* [YOUR TASK]:
From the listing below, select every line where the word "header" appears.

* [INPUT]:
════════════════
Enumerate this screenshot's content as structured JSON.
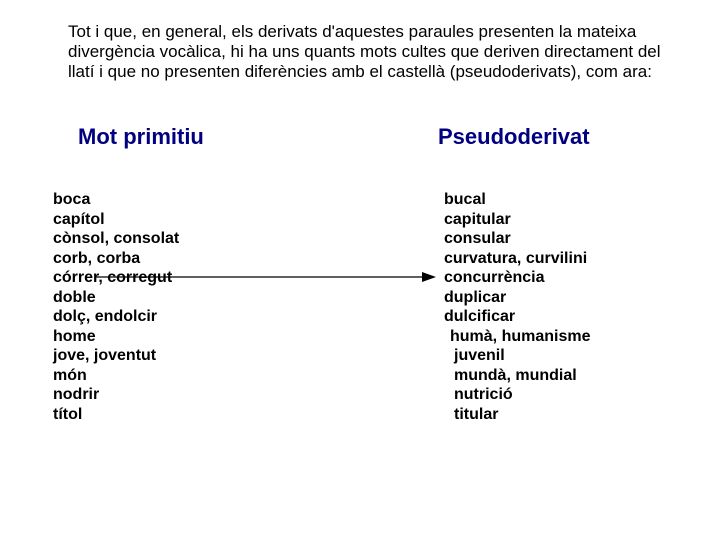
{
  "colors": {
    "heading": "#000080",
    "text": "#000000",
    "arrow": "#000000",
    "background": "#ffffff"
  },
  "intro": "Tot i que, en general, els derivats d'aquestes paraules presenten la mateixa divergència vocàlica, hi ha uns quants mots cultes que deriven directament del llatí i que no presenten diferències amb el castellà (pseudoderivats), com ara:",
  "left": {
    "header": "Mot primitiu",
    "items": [
      "boca",
      "capítol",
      "cònsol, consolat",
      "corb, corba",
      "córrer, corregut",
      "doble",
      "dolç, endolcir",
      "home",
      "jove, joventut",
      "món",
      "nodrir",
      "títol"
    ]
  },
  "right": {
    "header": "Pseudoderivat",
    "items": [
      {
        "text": "bucal",
        "indent": 0
      },
      {
        "text": "capitular",
        "indent": 0
      },
      {
        "text": "consular",
        "indent": 0
      },
      {
        "text": "curvatura, curvilini",
        "indent": 0
      },
      {
        "text": "concurrència",
        "indent": 0
      },
      {
        "text": "duplicar",
        "indent": 0
      },
      {
        "text": "dulcificar",
        "indent": 0
      },
      {
        "text": "humà, humanisme",
        "indent": 1
      },
      {
        "text": "juvenil",
        "indent": 2
      },
      {
        "text": "mundà, mundial",
        "indent": 2
      },
      {
        "text": "nutrició",
        "indent": 2
      },
      {
        "text": "titular",
        "indent": 2
      }
    ]
  }
}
════════════════
* [WRITTEN ANSWER]:
    "header": "Mot primitiu",
    "header": "Pseudoderivat",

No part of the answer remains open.